* THE INPUT *

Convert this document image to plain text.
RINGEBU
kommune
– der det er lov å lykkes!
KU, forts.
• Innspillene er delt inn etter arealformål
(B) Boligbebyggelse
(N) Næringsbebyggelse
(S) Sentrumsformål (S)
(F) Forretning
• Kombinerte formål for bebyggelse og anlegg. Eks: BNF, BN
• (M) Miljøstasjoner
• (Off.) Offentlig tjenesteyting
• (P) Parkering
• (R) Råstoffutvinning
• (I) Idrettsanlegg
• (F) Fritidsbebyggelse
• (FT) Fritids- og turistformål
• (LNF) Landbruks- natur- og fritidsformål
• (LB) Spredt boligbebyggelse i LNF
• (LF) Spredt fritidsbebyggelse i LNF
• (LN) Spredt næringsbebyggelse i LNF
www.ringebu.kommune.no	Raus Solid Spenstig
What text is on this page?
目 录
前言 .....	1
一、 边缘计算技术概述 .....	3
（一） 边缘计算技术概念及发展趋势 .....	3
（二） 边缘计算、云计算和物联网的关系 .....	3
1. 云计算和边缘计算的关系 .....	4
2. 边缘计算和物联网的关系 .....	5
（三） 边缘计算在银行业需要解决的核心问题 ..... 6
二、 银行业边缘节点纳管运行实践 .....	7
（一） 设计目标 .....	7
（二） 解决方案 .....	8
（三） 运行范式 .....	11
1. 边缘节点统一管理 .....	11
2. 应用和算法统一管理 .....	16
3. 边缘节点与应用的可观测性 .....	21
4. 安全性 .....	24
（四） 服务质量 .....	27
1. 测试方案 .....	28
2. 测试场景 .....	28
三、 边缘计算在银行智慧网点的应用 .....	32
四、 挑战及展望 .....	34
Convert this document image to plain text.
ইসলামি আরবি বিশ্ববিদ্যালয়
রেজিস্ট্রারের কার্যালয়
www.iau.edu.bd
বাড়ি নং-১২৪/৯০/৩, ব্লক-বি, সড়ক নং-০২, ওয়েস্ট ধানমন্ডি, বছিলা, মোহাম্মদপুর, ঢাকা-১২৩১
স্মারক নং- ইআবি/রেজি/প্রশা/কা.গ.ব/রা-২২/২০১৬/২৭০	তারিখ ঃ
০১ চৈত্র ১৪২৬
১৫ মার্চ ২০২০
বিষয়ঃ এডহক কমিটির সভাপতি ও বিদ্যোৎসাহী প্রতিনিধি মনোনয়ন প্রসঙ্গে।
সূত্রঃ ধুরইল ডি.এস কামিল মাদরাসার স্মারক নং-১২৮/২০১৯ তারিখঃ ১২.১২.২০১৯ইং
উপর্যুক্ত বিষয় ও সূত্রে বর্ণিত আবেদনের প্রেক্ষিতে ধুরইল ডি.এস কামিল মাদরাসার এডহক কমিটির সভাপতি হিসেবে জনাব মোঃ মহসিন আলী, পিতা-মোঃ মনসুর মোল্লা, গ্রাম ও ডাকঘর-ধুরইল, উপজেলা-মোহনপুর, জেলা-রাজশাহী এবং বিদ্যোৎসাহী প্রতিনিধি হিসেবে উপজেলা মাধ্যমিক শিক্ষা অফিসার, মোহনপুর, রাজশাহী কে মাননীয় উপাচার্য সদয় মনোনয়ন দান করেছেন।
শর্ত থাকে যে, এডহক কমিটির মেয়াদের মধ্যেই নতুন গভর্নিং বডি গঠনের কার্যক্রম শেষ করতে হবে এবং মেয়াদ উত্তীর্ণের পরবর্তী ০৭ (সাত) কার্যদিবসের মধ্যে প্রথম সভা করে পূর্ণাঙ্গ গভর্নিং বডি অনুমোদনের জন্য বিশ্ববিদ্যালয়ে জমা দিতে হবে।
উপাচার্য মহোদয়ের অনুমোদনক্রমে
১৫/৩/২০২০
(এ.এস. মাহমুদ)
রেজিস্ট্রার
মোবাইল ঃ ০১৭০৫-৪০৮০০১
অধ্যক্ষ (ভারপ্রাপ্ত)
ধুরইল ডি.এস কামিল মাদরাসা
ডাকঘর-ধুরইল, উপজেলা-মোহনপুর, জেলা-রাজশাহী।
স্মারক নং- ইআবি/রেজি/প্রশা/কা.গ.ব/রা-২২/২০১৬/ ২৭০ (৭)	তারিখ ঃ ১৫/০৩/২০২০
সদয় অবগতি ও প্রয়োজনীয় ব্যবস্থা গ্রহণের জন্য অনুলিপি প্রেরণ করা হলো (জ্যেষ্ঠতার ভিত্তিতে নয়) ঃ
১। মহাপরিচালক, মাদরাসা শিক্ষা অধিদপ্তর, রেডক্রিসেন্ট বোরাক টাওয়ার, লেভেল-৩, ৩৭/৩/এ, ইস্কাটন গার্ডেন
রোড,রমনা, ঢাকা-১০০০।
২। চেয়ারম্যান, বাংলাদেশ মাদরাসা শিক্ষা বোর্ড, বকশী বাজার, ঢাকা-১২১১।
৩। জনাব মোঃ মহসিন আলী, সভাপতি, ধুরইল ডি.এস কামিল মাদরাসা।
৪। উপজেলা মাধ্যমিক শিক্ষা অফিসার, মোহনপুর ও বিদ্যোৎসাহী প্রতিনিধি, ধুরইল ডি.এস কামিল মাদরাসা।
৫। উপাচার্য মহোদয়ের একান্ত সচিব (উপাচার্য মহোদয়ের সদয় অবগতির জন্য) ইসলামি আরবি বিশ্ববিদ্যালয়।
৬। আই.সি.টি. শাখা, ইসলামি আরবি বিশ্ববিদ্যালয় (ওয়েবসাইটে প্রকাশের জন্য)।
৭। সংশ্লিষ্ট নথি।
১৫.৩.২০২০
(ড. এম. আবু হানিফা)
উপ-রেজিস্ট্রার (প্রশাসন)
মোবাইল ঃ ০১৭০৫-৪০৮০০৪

* REQUIREMENT *
Each line must be given again exactly as written above.

* WRITTEN ANSWER *
Convert this document image to plain text.
RINGEBU
kommune
– der det er lov å lykkes!
KU, forts.
• Innspillene er delt inn etter arealformål
(B) Boligbebyggelse
(N) Næringsbebyggelse
(S) Sentrumsformål (S)
(F) Forretning
• Kombinerte formål for bebyggelse og anlegg. Eks: BNF, BN
• (M) Miljøstasjoner
• (Off.) Offentlig tjenesteyting
• (P) Parkering
• (R) Råstoffutvinning
• (I) Idrettsanlegg
• (F) Fritidsbebyggelse
• (FT) Fritids- og turistformål
• (LNF) Landbruks- natur- og fritidsformål
• (LB) Spredt boligbebyggelse i LNF
• (LF) Spredt fritidsbebyggelse i LNF
• (LN) Spredt næringsbebyggelse i LNF
www.ringebu.kommune.no	Raus Solid Spenstig
What text is on this page?
目 录
前言 .....	1
一、 边缘计算技术概述 .....	3
（一） 边缘计算技术概念及发展趋势 .....	3
（二） 边缘计算、云计算和物联网的关系 .....	3
1. 云计算和边缘计算的关系 .....	4
2. 边缘计算和物联网的关系 .....	5
（三） 边缘计算在银行业需要解决的核心问题 ..... 6
二、 银行业边缘节点纳管运行实践 .....	7
（一） 设计目标 .....	7
（二） 解决方案 .....	8
（三） 运行范式 .....	11
1. 边缘节点统一管理 .....	11
2. 应用和算法统一管理 .....	16
3. 边缘节点与应用的可观测性 .....	21
4. 安全性 .....	24
（四） 服务质量 .....	27
1. 测试方案 .....	28
2. 测试场景 .....	28
三、 边缘计算在银行智慧网点的应用 .....	32
四、 挑战及展望 .....	34
Convert this document image to plain text.
ইসলামি আরবি বিশ্ববিদ্যালয়
রেজিস্ট্রারের কার্যালয়
www.iau.edu.bd
বাড়ি নং-১২৪/৯০/৩, ব্লক-বি, সড়ক নং-০২, ওয়েস্ট ধানমন্ডি, বছিলা, মোহাম্মদপুর, ঢাকা-১২৩১
স্মারক নং- ইআবি/রেজি/প্রশা/কা.গ.ব/রা-২২/২০১৬/২৭০	তারিখ ঃ
০১ চৈত্র ১৪২৬
১৫ মার্চ ২০২০
বিষয়ঃ এডহক কমিটির সভাপতি ও বিদ্যোৎসাহী প্রতিনিধি মনোনয়ন প্রসঙ্গে।
সূত্রঃ ধুরইল ডি.এস কামিল মাদরাসার স্মারক নং-১২৮/২০১৯ তারিখঃ ১২.১২.২০১৯ইং
উপর্যুক্ত বিষয় ও সূত্রে বর্ণিত আবেদনের প্রেক্ষিতে ধুরইল ডি.এস কামিল মাদরাসার এডহক কমিটির সভাপতি হিসেবে জনাব মোঃ মহসিন আলী, পিতা-মোঃ মনসুর মোল্লা, গ্রাম ও ডাকঘর-ধুরইল, উপজেলা-মোহনপুর, জেলা-রাজশাহী এবং বিদ্যোৎসাহী প্রতিনিধি হিসেবে উপজেলা মাধ্যমিক শিক্ষা অফিসার, মোহনপুর, রাজশাহী কে মাননীয় উপাচার্য সদয় মনোনয়ন দান করেছেন।
শর্ত থাকে যে, এডহক কমিটির মেয়াদের মধ্যেই নতুন গভর্নিং বডি গঠনের কার্যক্রম শেষ করতে হবে এবং মেয়াদ উত্তীর্ণের পরবর্তী ০৭ (সাত) কার্যদিবসের মধ্যে প্রথম সভা করে পূর্ণাঙ্গ গভর্নিং বডি অনুমোদনের জন্য বিশ্ববিদ্যালয়ে জমা দিতে হবে।
উপাচার্য মহোদয়ের অনুমোদনক্রমে
১৫/৩/২০২০
(এ.এস. মাহমুদ)
রেজিস্ট্রার
মোবাইল ঃ ০১৭০৫-৪০৮০০১
অধ্যক্ষ (ভারপ্রাপ্ত)
ধুরইল ডি.এস কামিল মাদরাসা
ডাকঘর-ধুরইল, উপজেলা-মোহনপুর, জেলা-রাজশাহী।
স্মারক নং- ইআবি/রেজি/প্রশা/কা.গ.ব/রা-২২/২০১৬/ ২৭০ (৭)	তারিখ ঃ ১৫/০৩/২০২০
সদয় অবগতি ও প্রয়োজনীয় ব্যবস্থা গ্রহণের জন্য অনুলিপি প্রেরণ করা হলো (জ্যেষ্ঠতার ভিত্তিতে নয়) ঃ
১। মহাপরিচালক, মাদরাসা শিক্ষা অধিদপ্তর, রেডক্রিসেন্ট বোরাক টাওয়ার, লেভেল-৩, ৩৭/৩/এ, ইস্কাটন গার্ডেন
রোড,রমনা, ঢাকা-১০০০।
২। চেয়ারম্যান, বাংলাদেশ মাদরাসা শিক্ষা বোর্ড, বকশী বাজার, ঢাকা-১২১১।
৩। জনাব মোঃ মহসিন আলী, সভাপতি, ধুরইল ডি.এস কামিল মাদরাসা।
৪। উপজেলা মাধ্যমিক শিক্ষা অফিসার, মোহনপুর ও বিদ্যোৎসাহী প্রতিনিধি, ধুরইল ডি.এস কামিল মাদরাসা।
৫। উপাচার্য মহোদয়ের একান্ত সচিব (উপাচার্য মহোদয়ের সদয় অবগতির জন্য) ইসলামি আরবি বিশ্ববিদ্যালয়।
৬। আই.সি.টি. শাখা, ইসলামি আরবি বিশ্ববিদ্যালয় (ওয়েবসাইটে প্রকাশের জন্য)।
৭। সংশ্লিষ্ট নথি।
১৫.৩.২০২০
(ড. এম. আবু হানিফা)
উপ-রেজিস্ট্রার (প্রশাসন)
মোবাইল ঃ ০১৭০৫-৪০৮০০৪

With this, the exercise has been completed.